▶ _Brief_: Below are the records; reproduce all of them exactly but without any images.

───

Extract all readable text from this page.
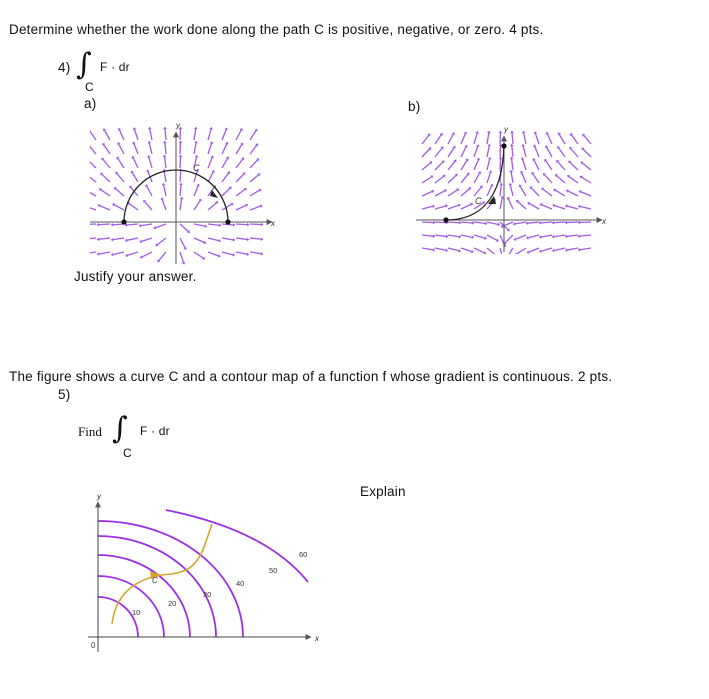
Determine whether the work done along the path C is positive, negative, or zero. 4 pts.
4) ∫ F · dr
C
a)	b)
x
y
C
x
y
C
Justify your answer.
The figure shows a curve C and a contour map of a function f whose gradient is continuous. 2 pts.
5)
Find ∫ F · dr
C
Explain
x
y
0
10
20
30
40
50
60
C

───

▶ _Written response_:
Extract all readable text from this page.
Determine whether the work done along the path C is positive, negative, or zero. 4 pts.
4) ∫ F · dr
C
a)	b)
x
y
C
x
y
C
Justify your answer.
The figure shows a curve C and a contour map of a function f whose gradient is continuous. 2 pts.
5)
Find ∫ F · dr
C
Explain
x
y
0
10
20
30
40
50
60
C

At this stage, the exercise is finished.